*Exercise objective*: Without the images, print all the entries below exactly as given.
↓↓↓
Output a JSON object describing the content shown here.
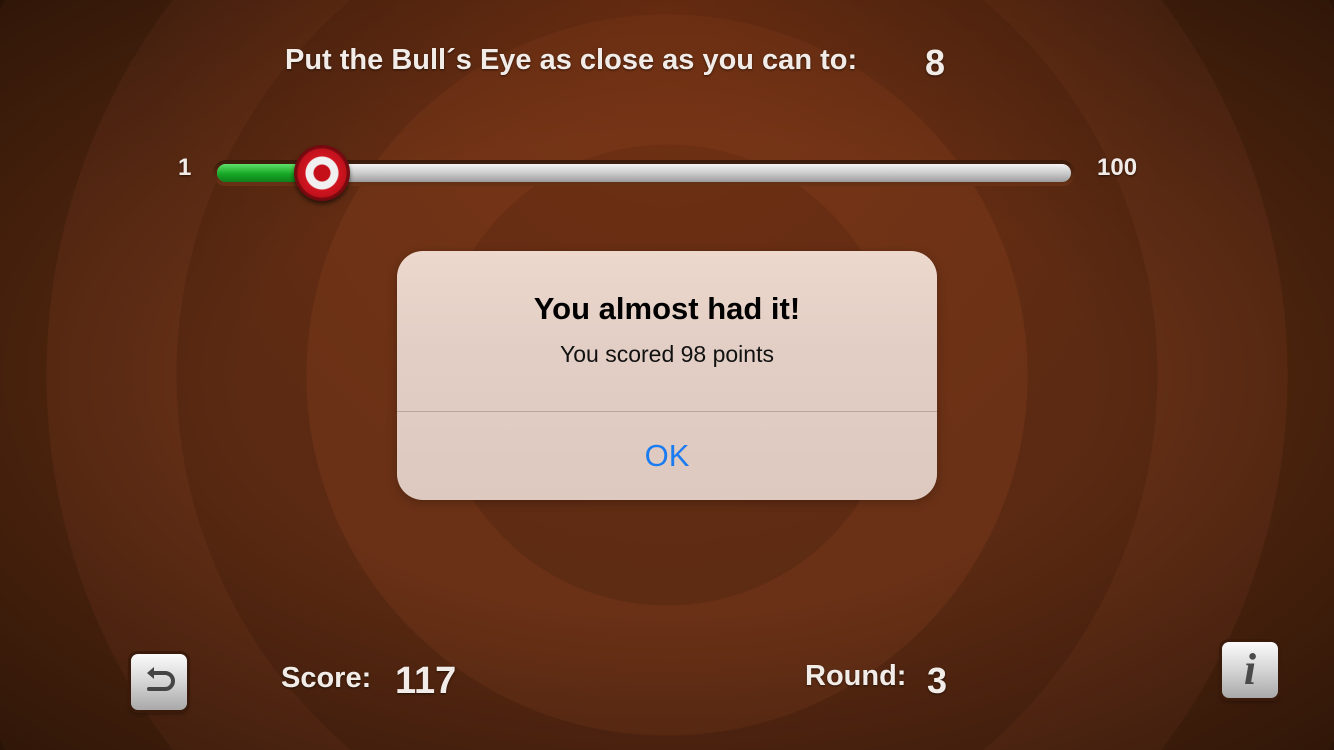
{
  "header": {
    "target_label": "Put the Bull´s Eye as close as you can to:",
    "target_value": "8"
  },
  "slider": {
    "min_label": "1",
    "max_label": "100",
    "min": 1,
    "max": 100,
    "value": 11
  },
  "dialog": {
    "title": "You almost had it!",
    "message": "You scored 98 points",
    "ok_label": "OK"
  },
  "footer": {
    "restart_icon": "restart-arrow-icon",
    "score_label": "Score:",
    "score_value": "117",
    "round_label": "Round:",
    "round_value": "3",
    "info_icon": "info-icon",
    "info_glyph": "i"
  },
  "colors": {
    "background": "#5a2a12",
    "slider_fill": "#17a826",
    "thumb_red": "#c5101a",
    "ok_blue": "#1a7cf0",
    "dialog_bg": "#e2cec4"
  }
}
↑↑↑
*Correct response*:
Output a JSON object describing the content shown here.
{
  "header": {
    "target_label": "Put the Bull´s Eye as close as you can to:",
    "target_value": "8"
  },
  "slider": {
    "min_label": "1",
    "max_label": "100",
    "min": 1,
    "max": 100,
    "value": 11
  },
  "dialog": {
    "title": "You almost had it!",
    "message": "You scored 98 points",
    "ok_label": "OK"
  },
  "footer": {
    "restart_icon": "restart-arrow-icon",
    "score_label": "Score:",
    "score_value": "117",
    "round_label": "Round:",
    "round_value": "3",
    "info_icon": "info-icon",
    "info_glyph": "i"
  },
  "colors": {
    "background": "#5a2a12",
    "slider_fill": "#17a826",
    "thumb_red": "#c5101a",
    "ok_blue": "#1a7cf0",
    "dialog_bg": "#e2cec4"
  }
}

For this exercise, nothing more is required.